— START OF RECORDS PROVIDED —

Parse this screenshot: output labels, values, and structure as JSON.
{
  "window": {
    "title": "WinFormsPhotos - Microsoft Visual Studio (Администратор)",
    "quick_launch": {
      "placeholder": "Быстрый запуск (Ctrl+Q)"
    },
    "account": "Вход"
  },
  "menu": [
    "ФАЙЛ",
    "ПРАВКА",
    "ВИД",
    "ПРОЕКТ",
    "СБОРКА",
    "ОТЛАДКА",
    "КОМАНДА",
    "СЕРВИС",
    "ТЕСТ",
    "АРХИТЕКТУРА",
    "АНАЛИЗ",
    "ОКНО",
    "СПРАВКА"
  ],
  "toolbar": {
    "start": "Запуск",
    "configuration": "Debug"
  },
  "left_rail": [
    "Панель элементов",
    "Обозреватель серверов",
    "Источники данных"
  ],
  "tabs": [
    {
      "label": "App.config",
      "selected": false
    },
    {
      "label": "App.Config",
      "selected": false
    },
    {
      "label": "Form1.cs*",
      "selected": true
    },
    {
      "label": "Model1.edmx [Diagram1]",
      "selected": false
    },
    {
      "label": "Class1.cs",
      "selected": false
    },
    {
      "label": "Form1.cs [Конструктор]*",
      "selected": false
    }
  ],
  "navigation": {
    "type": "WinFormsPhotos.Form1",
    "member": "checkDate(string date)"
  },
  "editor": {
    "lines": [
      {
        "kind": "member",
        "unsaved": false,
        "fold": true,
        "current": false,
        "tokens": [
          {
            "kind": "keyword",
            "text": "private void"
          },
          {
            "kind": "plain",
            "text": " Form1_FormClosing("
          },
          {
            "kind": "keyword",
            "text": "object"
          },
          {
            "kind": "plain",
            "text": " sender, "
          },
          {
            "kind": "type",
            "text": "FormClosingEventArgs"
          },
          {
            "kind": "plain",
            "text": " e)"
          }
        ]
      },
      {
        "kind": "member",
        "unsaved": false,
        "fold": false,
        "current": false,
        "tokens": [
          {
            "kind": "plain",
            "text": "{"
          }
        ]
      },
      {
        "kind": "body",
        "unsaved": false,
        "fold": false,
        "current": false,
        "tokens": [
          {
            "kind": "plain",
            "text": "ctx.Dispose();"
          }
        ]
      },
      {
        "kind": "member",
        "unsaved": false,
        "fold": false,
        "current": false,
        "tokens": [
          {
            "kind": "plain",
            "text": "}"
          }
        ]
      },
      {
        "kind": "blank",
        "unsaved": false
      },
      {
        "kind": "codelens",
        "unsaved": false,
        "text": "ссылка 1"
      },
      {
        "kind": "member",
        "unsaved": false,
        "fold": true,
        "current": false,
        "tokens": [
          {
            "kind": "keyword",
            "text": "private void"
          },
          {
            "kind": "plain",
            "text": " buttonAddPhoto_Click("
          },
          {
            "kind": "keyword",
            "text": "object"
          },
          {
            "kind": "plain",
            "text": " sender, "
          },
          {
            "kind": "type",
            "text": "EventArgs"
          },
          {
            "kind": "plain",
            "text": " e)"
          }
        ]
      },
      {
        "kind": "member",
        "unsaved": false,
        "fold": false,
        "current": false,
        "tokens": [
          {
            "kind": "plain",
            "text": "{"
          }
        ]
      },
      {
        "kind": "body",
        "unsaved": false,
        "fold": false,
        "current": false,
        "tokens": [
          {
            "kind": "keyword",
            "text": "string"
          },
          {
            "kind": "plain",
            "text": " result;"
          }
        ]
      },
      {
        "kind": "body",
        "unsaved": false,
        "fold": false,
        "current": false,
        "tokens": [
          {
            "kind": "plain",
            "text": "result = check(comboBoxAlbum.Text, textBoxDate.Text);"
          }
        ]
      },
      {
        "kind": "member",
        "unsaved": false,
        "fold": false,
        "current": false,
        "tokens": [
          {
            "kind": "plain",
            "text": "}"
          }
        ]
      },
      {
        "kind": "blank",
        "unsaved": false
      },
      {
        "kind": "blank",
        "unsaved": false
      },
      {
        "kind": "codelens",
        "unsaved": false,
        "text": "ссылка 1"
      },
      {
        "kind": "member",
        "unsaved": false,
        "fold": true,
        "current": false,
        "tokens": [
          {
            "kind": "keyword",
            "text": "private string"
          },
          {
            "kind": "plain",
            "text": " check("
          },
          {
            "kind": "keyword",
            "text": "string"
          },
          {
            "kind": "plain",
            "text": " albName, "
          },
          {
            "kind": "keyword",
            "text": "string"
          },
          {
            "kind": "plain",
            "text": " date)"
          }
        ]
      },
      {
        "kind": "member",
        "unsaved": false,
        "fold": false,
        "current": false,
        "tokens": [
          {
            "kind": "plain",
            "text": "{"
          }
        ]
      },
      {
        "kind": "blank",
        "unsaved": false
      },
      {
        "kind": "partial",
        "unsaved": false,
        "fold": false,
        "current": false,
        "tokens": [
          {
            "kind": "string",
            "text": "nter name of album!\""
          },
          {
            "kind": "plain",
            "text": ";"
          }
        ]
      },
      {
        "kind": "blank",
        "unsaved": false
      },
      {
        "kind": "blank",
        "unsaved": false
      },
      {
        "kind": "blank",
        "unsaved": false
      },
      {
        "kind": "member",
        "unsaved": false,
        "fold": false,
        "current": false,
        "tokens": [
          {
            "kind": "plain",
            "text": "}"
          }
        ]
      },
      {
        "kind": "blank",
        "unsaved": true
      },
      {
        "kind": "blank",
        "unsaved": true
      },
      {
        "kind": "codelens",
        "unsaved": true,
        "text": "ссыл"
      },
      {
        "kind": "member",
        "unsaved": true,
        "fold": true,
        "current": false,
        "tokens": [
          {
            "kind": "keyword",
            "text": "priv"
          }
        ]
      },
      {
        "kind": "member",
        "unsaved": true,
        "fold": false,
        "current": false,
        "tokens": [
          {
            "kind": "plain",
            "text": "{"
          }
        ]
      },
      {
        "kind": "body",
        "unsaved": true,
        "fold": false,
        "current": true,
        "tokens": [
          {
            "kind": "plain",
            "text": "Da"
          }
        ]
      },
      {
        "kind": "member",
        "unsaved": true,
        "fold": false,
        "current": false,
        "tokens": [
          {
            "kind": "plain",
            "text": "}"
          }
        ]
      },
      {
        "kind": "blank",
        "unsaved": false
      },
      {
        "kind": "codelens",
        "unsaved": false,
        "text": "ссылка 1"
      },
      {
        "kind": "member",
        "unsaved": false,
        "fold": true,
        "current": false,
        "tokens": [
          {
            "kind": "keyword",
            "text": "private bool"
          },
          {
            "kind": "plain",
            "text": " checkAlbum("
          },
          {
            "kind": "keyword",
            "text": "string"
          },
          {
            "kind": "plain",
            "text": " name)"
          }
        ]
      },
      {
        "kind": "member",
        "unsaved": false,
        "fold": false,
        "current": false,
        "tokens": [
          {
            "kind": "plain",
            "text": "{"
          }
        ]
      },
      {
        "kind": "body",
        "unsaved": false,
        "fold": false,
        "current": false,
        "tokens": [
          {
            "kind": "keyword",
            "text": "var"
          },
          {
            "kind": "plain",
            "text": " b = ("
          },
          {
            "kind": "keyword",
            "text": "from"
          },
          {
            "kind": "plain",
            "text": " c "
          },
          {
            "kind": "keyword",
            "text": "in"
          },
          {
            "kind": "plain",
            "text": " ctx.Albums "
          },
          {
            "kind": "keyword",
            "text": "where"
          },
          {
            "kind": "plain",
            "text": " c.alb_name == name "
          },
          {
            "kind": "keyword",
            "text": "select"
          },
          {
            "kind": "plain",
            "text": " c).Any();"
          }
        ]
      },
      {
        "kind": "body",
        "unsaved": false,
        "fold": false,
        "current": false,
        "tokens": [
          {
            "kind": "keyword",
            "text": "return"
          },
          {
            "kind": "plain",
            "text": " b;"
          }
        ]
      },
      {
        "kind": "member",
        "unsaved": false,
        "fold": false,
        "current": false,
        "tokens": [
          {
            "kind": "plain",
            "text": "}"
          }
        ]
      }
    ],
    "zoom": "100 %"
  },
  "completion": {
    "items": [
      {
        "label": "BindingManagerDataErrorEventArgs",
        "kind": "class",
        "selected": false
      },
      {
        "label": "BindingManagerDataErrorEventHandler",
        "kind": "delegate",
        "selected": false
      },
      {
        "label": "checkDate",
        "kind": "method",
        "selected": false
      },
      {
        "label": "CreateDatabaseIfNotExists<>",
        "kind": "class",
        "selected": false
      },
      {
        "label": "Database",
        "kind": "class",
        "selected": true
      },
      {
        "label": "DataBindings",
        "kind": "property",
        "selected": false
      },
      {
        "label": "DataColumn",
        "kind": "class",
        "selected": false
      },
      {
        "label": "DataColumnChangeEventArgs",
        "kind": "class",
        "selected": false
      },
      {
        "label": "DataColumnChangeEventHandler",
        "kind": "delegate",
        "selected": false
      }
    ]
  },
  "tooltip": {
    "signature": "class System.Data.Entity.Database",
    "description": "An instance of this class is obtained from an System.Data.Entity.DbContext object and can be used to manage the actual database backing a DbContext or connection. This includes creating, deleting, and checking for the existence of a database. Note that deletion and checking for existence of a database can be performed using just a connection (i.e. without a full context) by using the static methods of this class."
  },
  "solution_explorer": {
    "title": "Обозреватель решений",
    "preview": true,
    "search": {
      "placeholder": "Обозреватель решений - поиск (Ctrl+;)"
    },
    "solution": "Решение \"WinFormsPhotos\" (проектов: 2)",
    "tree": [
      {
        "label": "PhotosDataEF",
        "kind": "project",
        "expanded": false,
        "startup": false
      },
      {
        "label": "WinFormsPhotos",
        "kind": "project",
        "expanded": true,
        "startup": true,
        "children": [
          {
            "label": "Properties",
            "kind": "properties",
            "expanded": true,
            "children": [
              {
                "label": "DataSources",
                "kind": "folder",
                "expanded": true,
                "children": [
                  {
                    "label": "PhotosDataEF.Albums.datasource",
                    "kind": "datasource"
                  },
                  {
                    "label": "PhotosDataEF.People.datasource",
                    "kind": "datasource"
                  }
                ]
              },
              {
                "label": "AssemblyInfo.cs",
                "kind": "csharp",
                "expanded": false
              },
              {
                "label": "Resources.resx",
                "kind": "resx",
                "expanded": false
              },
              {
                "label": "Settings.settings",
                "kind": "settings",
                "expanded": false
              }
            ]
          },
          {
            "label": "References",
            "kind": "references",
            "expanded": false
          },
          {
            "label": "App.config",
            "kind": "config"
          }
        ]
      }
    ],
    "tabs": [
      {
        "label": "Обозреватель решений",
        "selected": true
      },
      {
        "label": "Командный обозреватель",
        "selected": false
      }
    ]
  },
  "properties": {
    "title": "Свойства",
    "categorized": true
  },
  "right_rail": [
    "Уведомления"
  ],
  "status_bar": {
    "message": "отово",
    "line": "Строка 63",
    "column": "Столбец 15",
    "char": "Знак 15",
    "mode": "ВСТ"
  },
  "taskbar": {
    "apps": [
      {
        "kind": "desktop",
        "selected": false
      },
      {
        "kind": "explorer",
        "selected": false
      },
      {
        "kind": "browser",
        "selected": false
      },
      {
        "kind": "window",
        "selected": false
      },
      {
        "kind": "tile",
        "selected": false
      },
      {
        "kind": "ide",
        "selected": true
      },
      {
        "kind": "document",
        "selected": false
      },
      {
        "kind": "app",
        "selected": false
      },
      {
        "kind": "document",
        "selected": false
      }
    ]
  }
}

— END OF RECORDS PROVIDED —

Locate the word "from" in the records above, and return each line that has it.

### TASK ANSWER:
            "text": "from"
    "description": "An instance of this class is obtained from an System.Data.Entity.DbContext object and can be used to manage the actual database backing a DbContext or connection. This includes creating, deleting, and checking for the existence of a database. Note that deletion and checking for existence of a database can be performed using just a connection (i.e. without a full context) by using the static methods of this class."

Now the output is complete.